● **WHAT THIS TASK INVOLVES**: Reproduce all of the data word for word.

● **SUPPLIED RECORDS**:
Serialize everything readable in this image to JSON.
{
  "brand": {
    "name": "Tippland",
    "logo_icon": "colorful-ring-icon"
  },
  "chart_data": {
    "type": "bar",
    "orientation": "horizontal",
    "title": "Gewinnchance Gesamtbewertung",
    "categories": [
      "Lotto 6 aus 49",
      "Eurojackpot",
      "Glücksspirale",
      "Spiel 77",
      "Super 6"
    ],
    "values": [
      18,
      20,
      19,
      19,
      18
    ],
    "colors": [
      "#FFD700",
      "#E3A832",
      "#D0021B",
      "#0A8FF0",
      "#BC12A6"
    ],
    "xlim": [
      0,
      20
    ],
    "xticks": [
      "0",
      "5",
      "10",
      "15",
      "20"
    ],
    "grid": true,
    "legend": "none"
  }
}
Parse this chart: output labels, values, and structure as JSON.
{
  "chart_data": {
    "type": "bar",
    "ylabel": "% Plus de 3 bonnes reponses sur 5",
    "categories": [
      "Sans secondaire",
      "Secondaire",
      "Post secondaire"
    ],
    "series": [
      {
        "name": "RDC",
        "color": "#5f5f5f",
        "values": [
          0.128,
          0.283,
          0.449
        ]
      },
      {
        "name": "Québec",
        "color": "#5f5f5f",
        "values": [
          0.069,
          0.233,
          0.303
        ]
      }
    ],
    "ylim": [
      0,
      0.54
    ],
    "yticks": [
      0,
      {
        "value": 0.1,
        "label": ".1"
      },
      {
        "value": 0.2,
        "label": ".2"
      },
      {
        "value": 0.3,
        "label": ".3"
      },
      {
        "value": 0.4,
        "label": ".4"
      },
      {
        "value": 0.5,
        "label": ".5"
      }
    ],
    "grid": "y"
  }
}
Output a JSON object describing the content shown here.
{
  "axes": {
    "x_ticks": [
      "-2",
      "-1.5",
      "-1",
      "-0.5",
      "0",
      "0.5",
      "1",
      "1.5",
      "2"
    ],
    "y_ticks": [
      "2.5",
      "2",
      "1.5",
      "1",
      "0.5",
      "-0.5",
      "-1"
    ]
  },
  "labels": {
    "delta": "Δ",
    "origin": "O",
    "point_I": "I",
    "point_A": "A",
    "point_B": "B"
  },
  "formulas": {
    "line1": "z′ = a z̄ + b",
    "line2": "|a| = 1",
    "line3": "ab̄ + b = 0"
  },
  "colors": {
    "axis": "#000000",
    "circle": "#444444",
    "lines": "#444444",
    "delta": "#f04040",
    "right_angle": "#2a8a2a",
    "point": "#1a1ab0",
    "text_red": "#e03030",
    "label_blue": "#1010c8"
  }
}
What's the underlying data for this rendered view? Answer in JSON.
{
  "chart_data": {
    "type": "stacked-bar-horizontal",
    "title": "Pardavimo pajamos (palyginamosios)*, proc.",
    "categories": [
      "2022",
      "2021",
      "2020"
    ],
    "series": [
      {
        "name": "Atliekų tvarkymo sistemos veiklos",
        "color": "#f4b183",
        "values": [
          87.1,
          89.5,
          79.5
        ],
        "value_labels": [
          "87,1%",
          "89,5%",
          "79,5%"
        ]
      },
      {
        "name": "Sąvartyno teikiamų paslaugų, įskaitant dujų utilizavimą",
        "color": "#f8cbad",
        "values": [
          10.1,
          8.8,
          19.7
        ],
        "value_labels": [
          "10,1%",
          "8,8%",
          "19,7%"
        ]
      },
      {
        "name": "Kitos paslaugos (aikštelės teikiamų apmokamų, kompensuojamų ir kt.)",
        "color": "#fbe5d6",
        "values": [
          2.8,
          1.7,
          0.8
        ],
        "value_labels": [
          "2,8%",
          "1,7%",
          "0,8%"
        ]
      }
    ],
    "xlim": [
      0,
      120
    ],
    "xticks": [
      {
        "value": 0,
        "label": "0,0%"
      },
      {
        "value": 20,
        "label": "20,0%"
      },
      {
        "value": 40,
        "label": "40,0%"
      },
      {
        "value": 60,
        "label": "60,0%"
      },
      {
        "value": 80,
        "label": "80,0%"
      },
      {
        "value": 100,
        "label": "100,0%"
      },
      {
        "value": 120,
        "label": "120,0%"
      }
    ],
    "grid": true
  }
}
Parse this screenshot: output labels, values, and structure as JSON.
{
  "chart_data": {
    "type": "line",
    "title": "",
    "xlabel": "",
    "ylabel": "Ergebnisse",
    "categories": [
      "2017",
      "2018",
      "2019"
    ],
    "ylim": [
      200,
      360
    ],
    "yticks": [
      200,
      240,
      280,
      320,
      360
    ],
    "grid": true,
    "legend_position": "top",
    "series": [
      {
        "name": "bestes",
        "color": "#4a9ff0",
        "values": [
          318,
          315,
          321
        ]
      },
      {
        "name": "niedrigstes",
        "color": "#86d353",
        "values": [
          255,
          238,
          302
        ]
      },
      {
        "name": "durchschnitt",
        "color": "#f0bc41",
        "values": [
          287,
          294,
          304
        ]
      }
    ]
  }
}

● **RESULT FOR THIS TASK**:
Serialize everything readable in this image to JSON.
{
  "brand": {
    "name": "Tippland",
    "logo_icon": "colorful-ring-icon"
  },
  "chart_data": {
    "type": "bar",
    "orientation": "horizontal",
    "title": "Gewinnchance Gesamtbewertung",
    "categories": [
      "Lotto 6 aus 49",
      "Eurojackpot",
      "Glücksspirale",
      "Spiel 77",
      "Super 6"
    ],
    "values": [
      18,
      20,
      19,
      19,
      18
    ],
    "colors": [
      "#FFD700",
      "#E3A832",
      "#D0021B",
      "#0A8FF0",
      "#BC12A6"
    ],
    "xlim": [
      0,
      20
    ],
    "xticks": [
      "0",
      "5",
      "10",
      "15",
      "20"
    ],
    "grid": true,
    "legend": "none"
  }
}
Parse this chart: output labels, values, and structure as JSON.
{
  "chart_data": {
    "type": "bar",
    "ylabel": "% Plus de 3 bonnes reponses sur 5",
    "categories": [
      "Sans secondaire",
      "Secondaire",
      "Post secondaire"
    ],
    "series": [
      {
        "name": "RDC",
        "color": "#5f5f5f",
        "values": [
          0.128,
          0.283,
          0.449
        ]
      },
      {
        "name": "Québec",
        "color": "#5f5f5f",
        "values": [
          0.069,
          0.233,
          0.303
        ]
      }
    ],
    "ylim": [
      0,
      0.54
    ],
    "yticks": [
      0,
      {
        "value": 0.1,
        "label": ".1"
      },
      {
        "value": 0.2,
        "label": ".2"
      },
      {
        "value": 0.3,
        "label": ".3"
      },
      {
        "value": 0.4,
        "label": ".4"
      },
      {
        "value": 0.5,
        "label": ".5"
      }
    ],
    "grid": "y"
  }
}
Output a JSON object describing the content shown here.
{
  "axes": {
    "x_ticks": [
      "-2",
      "-1.5",
      "-1",
      "-0.5",
      "0",
      "0.5",
      "1",
      "1.5",
      "2"
    ],
    "y_ticks": [
      "2.5",
      "2",
      "1.5",
      "1",
      "0.5",
      "-0.5",
      "-1"
    ]
  },
  "labels": {
    "delta": "Δ",
    "origin": "O",
    "point_I": "I",
    "point_A": "A",
    "point_B": "B"
  },
  "formulas": {
    "line1": "z′ = a z̄ + b",
    "line2": "|a| = 1",
    "line3": "ab̄ + b = 0"
  },
  "colors": {
    "axis": "#000000",
    "circle": "#444444",
    "lines": "#444444",
    "delta": "#f04040",
    "right_angle": "#2a8a2a",
    "point": "#1a1ab0",
    "text_red": "#e03030",
    "label_blue": "#1010c8"
  }
}
What's the underlying data for this rendered view? Answer in JSON.
{
  "chart_data": {
    "type": "stacked-bar-horizontal",
    "title": "Pardavimo pajamos (palyginamosios)*, proc.",
    "categories": [
      "2022",
      "2021",
      "2020"
    ],
    "series": [
      {
        "name": "Atliekų tvarkymo sistemos veiklos",
        "color": "#f4b183",
        "values": [
          87.1,
          89.5,
          79.5
        ],
        "value_labels": [
          "87,1%",
          "89,5%",
          "79,5%"
        ]
      },
      {
        "name": "Sąvartyno teikiamų paslaugų, įskaitant dujų utilizavimą",
        "color": "#f8cbad",
        "values": [
          10.1,
          8.8,
          19.7
        ],
        "value_labels": [
          "10,1%",
          "8,8%",
          "19,7%"
        ]
      },
      {
        "name": "Kitos paslaugos (aikštelės teikiamų apmokamų, kompensuojamų ir kt.)",
        "color": "#fbe5d6",
        "values": [
          2.8,
          1.7,
          0.8
        ],
        "value_labels": [
          "2,8%",
          "1,7%",
          "0,8%"
        ]
      }
    ],
    "xlim": [
      0,
      120
    ],
    "xticks": [
      {
        "value": 0,
        "label": "0,0%"
      },
      {
        "value": 20,
        "label": "20,0%"
      },
      {
        "value": 40,
        "label": "40,0%"
      },
      {
        "value": 60,
        "label": "60,0%"
      },
      {
        "value": 80,
        "label": "80,0%"
      },
      {
        "value": 100,
        "label": "100,0%"
      },
      {
        "value": 120,
        "label": "120,0%"
      }
    ],
    "grid": true
  }
}
Parse this screenshot: output labels, values, and structure as JSON.
{
  "chart_data": {
    "type": "line",
    "title": "",
    "xlabel": "",
    "ylabel": "Ergebnisse",
    "categories": [
      "2017",
      "2018",
      "2019"
    ],
    "ylim": [
      200,
      360
    ],
    "yticks": [
      200,
      240,
      280,
      320,
      360
    ],
    "grid": true,
    "legend_position": "top",
    "series": [
      {
        "name": "bestes",
        "color": "#4a9ff0",
        "values": [
          318,
          315,
          321
        ]
      },
      {
        "name": "niedrigstes",
        "color": "#86d353",
        "values": [
          255,
          238,
          302
        ]
      },
      {
        "name": "durchschnitt",
        "color": "#f0bc41",
        "values": [
          287,
          294,
          304
        ]
      }
    ]
  }
}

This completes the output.